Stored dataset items
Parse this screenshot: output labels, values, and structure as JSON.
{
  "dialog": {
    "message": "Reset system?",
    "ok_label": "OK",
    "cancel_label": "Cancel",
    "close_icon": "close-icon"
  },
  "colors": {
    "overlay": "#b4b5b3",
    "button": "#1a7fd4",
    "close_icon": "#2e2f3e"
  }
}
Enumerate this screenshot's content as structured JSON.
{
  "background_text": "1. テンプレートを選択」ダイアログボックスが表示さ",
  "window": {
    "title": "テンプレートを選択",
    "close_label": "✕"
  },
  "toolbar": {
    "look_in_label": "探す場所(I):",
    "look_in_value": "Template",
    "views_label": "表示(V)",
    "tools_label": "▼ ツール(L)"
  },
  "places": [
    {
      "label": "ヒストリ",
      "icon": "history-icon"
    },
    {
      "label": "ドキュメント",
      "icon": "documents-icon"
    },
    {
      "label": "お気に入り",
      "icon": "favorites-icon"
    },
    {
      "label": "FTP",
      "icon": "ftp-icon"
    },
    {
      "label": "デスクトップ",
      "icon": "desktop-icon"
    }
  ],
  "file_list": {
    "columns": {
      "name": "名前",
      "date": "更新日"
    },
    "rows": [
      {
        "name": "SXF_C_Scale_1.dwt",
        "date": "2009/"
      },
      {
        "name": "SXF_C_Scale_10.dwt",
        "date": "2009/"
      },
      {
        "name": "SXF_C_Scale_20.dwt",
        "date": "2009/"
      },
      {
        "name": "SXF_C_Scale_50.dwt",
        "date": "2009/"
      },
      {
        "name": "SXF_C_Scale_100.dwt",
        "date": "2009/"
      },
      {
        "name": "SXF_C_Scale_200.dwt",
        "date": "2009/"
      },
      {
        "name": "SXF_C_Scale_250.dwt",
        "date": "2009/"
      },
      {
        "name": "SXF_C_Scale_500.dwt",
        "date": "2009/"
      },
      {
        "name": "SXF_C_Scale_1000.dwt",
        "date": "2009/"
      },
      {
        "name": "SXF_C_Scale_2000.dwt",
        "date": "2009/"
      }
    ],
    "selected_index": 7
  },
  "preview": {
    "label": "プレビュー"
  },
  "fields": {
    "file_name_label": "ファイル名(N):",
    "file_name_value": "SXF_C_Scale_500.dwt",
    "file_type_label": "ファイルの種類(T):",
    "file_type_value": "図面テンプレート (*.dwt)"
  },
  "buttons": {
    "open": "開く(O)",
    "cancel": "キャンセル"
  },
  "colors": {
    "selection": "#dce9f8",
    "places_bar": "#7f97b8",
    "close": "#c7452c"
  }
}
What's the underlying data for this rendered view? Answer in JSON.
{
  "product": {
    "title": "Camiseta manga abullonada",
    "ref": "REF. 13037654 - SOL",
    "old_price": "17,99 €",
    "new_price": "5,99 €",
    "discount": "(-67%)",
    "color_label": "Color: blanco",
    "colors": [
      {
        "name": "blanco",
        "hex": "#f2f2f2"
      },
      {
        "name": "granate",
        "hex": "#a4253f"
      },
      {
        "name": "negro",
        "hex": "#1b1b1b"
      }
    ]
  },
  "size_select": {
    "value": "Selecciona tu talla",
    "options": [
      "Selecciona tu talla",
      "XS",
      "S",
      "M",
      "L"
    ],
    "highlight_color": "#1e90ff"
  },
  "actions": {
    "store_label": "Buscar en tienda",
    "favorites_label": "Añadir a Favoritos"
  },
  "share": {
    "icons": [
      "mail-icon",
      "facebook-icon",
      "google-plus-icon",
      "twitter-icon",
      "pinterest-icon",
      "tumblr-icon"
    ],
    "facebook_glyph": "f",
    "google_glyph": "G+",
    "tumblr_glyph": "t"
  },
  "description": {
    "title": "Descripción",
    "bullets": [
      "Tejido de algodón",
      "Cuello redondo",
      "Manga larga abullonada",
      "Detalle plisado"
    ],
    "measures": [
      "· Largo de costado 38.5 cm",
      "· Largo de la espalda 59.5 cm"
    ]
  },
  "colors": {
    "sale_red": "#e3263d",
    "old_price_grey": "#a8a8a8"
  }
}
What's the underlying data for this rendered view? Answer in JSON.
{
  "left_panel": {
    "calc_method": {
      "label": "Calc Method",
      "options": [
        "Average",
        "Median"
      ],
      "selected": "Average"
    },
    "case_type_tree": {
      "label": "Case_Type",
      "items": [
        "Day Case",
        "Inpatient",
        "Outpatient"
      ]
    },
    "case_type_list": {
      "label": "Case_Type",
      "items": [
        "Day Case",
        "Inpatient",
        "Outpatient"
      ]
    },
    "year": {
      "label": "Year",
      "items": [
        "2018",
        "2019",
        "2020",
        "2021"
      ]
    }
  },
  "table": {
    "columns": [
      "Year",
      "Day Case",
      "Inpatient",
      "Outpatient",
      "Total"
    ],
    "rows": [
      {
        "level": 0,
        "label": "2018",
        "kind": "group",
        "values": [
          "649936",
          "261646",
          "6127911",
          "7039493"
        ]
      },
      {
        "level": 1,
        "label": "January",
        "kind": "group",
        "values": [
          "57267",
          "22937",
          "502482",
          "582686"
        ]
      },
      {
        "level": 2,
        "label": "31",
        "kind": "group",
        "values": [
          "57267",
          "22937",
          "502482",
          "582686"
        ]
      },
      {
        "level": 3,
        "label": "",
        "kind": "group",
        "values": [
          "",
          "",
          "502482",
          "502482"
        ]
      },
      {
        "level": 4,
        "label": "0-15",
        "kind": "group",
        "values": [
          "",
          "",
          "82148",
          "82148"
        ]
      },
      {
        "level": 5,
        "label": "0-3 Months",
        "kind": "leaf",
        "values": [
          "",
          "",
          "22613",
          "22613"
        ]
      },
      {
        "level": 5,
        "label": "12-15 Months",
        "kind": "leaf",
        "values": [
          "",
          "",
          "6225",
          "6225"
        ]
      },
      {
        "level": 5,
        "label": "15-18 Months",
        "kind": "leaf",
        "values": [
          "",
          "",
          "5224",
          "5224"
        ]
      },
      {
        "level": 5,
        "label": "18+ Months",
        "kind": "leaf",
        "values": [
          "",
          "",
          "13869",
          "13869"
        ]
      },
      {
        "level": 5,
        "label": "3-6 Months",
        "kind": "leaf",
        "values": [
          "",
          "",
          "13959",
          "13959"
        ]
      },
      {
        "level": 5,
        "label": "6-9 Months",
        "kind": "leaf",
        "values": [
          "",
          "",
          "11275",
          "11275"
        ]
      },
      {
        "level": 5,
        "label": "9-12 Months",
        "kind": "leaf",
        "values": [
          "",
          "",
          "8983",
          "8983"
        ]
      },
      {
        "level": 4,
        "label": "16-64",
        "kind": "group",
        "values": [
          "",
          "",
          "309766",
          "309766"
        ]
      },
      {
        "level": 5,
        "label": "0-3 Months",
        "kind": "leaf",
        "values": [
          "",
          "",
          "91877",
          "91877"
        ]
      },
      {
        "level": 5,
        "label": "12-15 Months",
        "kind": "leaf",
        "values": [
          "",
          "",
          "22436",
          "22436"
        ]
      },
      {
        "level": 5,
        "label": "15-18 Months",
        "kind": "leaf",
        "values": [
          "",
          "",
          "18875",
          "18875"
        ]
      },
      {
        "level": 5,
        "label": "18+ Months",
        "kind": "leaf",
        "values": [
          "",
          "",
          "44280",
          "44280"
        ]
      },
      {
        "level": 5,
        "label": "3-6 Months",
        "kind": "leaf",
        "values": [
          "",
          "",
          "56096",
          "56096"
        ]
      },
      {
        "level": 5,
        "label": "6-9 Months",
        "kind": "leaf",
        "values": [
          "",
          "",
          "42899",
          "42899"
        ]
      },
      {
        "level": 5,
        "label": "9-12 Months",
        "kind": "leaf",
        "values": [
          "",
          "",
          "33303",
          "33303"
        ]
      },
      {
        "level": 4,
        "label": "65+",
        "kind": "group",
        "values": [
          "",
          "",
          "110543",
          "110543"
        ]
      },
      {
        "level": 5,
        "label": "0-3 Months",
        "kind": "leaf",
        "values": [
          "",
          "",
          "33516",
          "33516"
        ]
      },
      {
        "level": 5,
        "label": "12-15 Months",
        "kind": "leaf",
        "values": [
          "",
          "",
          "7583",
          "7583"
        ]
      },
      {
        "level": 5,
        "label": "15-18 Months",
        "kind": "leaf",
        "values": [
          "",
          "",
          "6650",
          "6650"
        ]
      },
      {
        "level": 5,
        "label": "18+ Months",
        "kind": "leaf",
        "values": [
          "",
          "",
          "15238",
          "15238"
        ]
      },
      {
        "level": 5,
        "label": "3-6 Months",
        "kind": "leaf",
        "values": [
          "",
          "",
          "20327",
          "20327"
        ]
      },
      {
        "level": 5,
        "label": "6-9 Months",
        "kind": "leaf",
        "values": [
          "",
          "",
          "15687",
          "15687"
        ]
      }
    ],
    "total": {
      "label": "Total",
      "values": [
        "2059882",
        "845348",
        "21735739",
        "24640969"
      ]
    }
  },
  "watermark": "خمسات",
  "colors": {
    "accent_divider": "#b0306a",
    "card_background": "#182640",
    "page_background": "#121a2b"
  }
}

### [Set problem]
Copy each line in the data that holds the word "Largo".

### [Worked answer]
      "· Largo de costado 38.5 cm",
      "· Largo de la espalda 59.5 cm"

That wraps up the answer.